(Records from a collection)
▶

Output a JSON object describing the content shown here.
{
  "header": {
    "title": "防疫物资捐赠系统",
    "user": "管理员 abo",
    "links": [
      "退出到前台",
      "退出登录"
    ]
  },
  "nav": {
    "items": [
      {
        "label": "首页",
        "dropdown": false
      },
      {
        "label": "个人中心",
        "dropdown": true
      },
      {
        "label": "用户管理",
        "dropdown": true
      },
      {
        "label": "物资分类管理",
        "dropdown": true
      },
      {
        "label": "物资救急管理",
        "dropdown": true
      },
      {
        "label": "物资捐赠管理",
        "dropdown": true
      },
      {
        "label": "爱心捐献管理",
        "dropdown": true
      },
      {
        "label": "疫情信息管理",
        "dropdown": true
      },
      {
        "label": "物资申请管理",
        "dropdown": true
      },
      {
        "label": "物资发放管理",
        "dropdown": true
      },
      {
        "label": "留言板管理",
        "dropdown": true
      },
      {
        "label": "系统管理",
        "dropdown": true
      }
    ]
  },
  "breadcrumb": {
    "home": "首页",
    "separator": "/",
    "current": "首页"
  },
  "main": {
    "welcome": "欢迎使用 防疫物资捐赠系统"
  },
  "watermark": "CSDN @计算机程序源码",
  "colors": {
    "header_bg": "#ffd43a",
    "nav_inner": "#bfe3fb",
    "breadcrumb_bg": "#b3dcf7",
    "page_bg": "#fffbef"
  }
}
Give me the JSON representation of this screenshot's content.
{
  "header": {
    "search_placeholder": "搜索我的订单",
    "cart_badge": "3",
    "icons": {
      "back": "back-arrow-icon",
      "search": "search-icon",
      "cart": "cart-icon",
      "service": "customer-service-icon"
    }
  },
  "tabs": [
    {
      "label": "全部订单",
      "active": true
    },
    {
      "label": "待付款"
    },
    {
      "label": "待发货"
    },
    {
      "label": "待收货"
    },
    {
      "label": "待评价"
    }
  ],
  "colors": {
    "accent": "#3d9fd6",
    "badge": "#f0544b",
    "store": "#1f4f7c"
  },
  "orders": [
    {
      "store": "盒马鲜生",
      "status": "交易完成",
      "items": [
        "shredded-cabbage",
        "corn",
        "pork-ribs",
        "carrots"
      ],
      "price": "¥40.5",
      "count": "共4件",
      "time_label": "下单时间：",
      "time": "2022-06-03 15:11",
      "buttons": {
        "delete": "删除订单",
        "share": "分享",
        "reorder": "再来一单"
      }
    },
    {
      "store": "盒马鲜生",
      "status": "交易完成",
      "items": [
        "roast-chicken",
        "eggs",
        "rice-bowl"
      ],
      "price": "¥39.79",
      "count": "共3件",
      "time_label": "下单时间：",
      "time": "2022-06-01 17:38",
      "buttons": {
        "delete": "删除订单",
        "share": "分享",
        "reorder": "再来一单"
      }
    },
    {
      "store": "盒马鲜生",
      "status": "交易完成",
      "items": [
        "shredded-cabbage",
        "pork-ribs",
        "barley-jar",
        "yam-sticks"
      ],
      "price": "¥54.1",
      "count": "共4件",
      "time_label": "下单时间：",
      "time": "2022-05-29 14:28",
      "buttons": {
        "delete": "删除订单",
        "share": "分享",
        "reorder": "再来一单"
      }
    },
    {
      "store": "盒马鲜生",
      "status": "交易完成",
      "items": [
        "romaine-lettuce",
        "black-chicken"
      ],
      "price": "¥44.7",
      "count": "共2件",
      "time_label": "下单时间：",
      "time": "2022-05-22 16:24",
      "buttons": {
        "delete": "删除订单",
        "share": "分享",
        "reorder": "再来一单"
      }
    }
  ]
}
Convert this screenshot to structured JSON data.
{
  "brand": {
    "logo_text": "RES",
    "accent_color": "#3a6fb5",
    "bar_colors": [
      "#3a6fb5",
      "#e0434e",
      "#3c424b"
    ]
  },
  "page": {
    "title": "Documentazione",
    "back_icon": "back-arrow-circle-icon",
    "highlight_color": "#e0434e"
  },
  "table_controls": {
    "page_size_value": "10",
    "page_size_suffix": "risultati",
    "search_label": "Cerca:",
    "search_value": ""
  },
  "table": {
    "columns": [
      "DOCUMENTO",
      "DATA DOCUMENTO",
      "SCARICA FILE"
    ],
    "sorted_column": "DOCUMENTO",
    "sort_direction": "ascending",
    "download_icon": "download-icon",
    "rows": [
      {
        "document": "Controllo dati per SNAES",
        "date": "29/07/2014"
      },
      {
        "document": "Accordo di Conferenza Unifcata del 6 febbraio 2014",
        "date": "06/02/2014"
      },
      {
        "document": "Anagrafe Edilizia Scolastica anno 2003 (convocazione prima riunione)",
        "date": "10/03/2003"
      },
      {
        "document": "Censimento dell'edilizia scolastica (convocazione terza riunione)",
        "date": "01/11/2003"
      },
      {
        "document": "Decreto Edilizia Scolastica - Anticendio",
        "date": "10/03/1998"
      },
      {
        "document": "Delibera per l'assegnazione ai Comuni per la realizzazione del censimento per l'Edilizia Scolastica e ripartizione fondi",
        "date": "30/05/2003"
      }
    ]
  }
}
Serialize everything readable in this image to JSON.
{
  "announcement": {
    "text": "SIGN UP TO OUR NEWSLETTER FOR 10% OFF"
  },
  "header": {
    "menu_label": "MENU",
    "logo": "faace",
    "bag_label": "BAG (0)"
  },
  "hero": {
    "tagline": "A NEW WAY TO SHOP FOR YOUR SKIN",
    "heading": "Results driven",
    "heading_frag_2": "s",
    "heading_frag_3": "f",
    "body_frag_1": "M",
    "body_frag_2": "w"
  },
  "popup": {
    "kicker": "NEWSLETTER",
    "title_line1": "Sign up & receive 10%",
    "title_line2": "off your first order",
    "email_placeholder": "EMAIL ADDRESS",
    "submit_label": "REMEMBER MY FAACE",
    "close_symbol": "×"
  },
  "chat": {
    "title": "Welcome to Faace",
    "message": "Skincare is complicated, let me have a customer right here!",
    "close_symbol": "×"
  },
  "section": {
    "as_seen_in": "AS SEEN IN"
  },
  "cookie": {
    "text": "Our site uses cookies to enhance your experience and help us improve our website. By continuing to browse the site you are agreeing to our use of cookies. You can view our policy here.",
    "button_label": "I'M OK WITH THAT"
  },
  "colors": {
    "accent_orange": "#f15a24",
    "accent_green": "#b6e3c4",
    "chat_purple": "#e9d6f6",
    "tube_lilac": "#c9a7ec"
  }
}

◀

### Task brief
Each record above should be output again exactly.

### In response
Output a JSON object describing the content shown here.
{
  "header": {
    "title": "防疫物资捐赠系统",
    "user": "管理员 abo",
    "links": [
      "退出到前台",
      "退出登录"
    ]
  },
  "nav": {
    "items": [
      {
        "label": "首页",
        "dropdown": false
      },
      {
        "label": "个人中心",
        "dropdown": true
      },
      {
        "label": "用户管理",
        "dropdown": true
      },
      {
        "label": "物资分类管理",
        "dropdown": true
      },
      {
        "label": "物资救急管理",
        "dropdown": true
      },
      {
        "label": "物资捐赠管理",
        "dropdown": true
      },
      {
        "label": "爱心捐献管理",
        "dropdown": true
      },
      {
        "label": "疫情信息管理",
        "dropdown": true
      },
      {
        "label": "物资申请管理",
        "dropdown": true
      },
      {
        "label": "物资发放管理",
        "dropdown": true
      },
      {
        "label": "留言板管理",
        "dropdown": true
      },
      {
        "label": "系统管理",
        "dropdown": true
      }
    ]
  },
  "breadcrumb": {
    "home": "首页",
    "separator": "/",
    "current": "首页"
  },
  "main": {
    "welcome": "欢迎使用 防疫物资捐赠系统"
  },
  "watermark": "CSDN @计算机程序源码",
  "colors": {
    "header_bg": "#ffd43a",
    "nav_inner": "#bfe3fb",
    "breadcrumb_bg": "#b3dcf7",
    "page_bg": "#fffbef"
  }
}
Give me the JSON representation of this screenshot's content.
{
  "header": {
    "search_placeholder": "搜索我的订单",
    "cart_badge": "3",
    "icons": {
      "back": "back-arrow-icon",
      "search": "search-icon",
      "cart": "cart-icon",
      "service": "customer-service-icon"
    }
  },
  "tabs": [
    {
      "label": "全部订单",
      "active": true
    },
    {
      "label": "待付款"
    },
    {
      "label": "待发货"
    },
    {
      "label": "待收货"
    },
    {
      "label": "待评价"
    }
  ],
  "colors": {
    "accent": "#3d9fd6",
    "badge": "#f0544b",
    "store": "#1f4f7c"
  },
  "orders": [
    {
      "store": "盒马鲜生",
      "status": "交易完成",
      "items": [
        "shredded-cabbage",
        "corn",
        "pork-ribs",
        "carrots"
      ],
      "price": "¥40.5",
      "count": "共4件",
      "time_label": "下单时间：",
      "time": "2022-06-03 15:11",
      "buttons": {
        "delete": "删除订单",
        "share": "分享",
        "reorder": "再来一单"
      }
    },
    {
      "store": "盒马鲜生",
      "status": "交易完成",
      "items": [
        "roast-chicken",
        "eggs",
        "rice-bowl"
      ],
      "price": "¥39.79",
      "count": "共3件",
      "time_label": "下单时间：",
      "time": "2022-06-01 17:38",
      "buttons": {
        "delete": "删除订单",
        "share": "分享",
        "reorder": "再来一单"
      }
    },
    {
      "store": "盒马鲜生",
      "status": "交易完成",
      "items": [
        "shredded-cabbage",
        "pork-ribs",
        "barley-jar",
        "yam-sticks"
      ],
      "price": "¥54.1",
      "count": "共4件",
      "time_label": "下单时间：",
      "time": "2022-05-29 14:28",
      "buttons": {
        "delete": "删除订单",
        "share": "分享",
        "reorder": "再来一单"
      }
    },
    {
      "store": "盒马鲜生",
      "status": "交易完成",
      "items": [
        "romaine-lettuce",
        "black-chicken"
      ],
      "price": "¥44.7",
      "count": "共2件",
      "time_label": "下单时间：",
      "time": "2022-05-22 16:24",
      "buttons": {
        "delete": "删除订单",
        "share": "分享",
        "reorder": "再来一单"
      }
    }
  ]
}
Convert this screenshot to structured JSON data.
{
  "brand": {
    "logo_text": "RES",
    "accent_color": "#3a6fb5",
    "bar_colors": [
      "#3a6fb5",
      "#e0434e",
      "#3c424b"
    ]
  },
  "page": {
    "title": "Documentazione",
    "back_icon": "back-arrow-circle-icon",
    "highlight_color": "#e0434e"
  },
  "table_controls": {
    "page_size_value": "10",
    "page_size_suffix": "risultati",
    "search_label": "Cerca:",
    "search_value": ""
  },
  "table": {
    "columns": [
      "DOCUMENTO",
      "DATA DOCUMENTO",
      "SCARICA FILE"
    ],
    "sorted_column": "DOCUMENTO",
    "sort_direction": "ascending",
    "download_icon": "download-icon",
    "rows": [
      {
        "document": "Controllo dati per SNAES",
        "date": "29/07/2014"
      },
      {
        "document": "Accordo di Conferenza Unifcata del 6 febbraio 2014",
        "date": "06/02/2014"
      },
      {
        "document": "Anagrafe Edilizia Scolastica anno 2003 (convocazione prima riunione)",
        "date": "10/03/2003"
      },
      {
        "document": "Censimento dell'edilizia scolastica (convocazione terza riunione)",
        "date": "01/11/2003"
      },
      {
        "document": "Decreto Edilizia Scolastica - Anticendio",
        "date": "10/03/1998"
      },
      {
        "document": "Delibera per l'assegnazione ai Comuni per la realizzazione del censimento per l'Edilizia Scolastica e ripartizione fondi",
        "date": "30/05/2003"
      }
    ]
  }
}
Serialize everything readable in this image to JSON.
{
  "announcement": {
    "text": "SIGN UP TO OUR NEWSLETTER FOR 10% OFF"
  },
  "header": {
    "menu_label": "MENU",
    "logo": "faace",
    "bag_label": "BAG (0)"
  },
  "hero": {
    "tagline": "A NEW WAY TO SHOP FOR YOUR SKIN",
    "heading": "Results driven",
    "heading_frag_2": "s",
    "heading_frag_3": "f",
    "body_frag_1": "M",
    "body_frag_2": "w"
  },
  "popup": {
    "kicker": "NEWSLETTER",
    "title_line1": "Sign up & receive 10%",
    "title_line2": "off your first order",
    "email_placeholder": "EMAIL ADDRESS",
    "submit_label": "REMEMBER MY FAACE",
    "close_symbol": "×"
  },
  "chat": {
    "title": "Welcome to Faace",
    "message": "Skincare is complicated, let me have a customer right here!",
    "close_symbol": "×"
  },
  "section": {
    "as_seen_in": "AS SEEN IN"
  },
  "cookie": {
    "text": "Our site uses cookies to enhance your experience and help us improve our website. By continuing to browse the site you are agreeing to our use of cookies. You can view our policy here.",
    "button_label": "I'M OK WITH THAT"
  },
  "colors": {
    "accent_orange": "#f15a24",
    "accent_green": "#b6e3c4",
    "chat_purple": "#e9d6f6",
    "tube_lilac": "#c9a7ec"
  }
}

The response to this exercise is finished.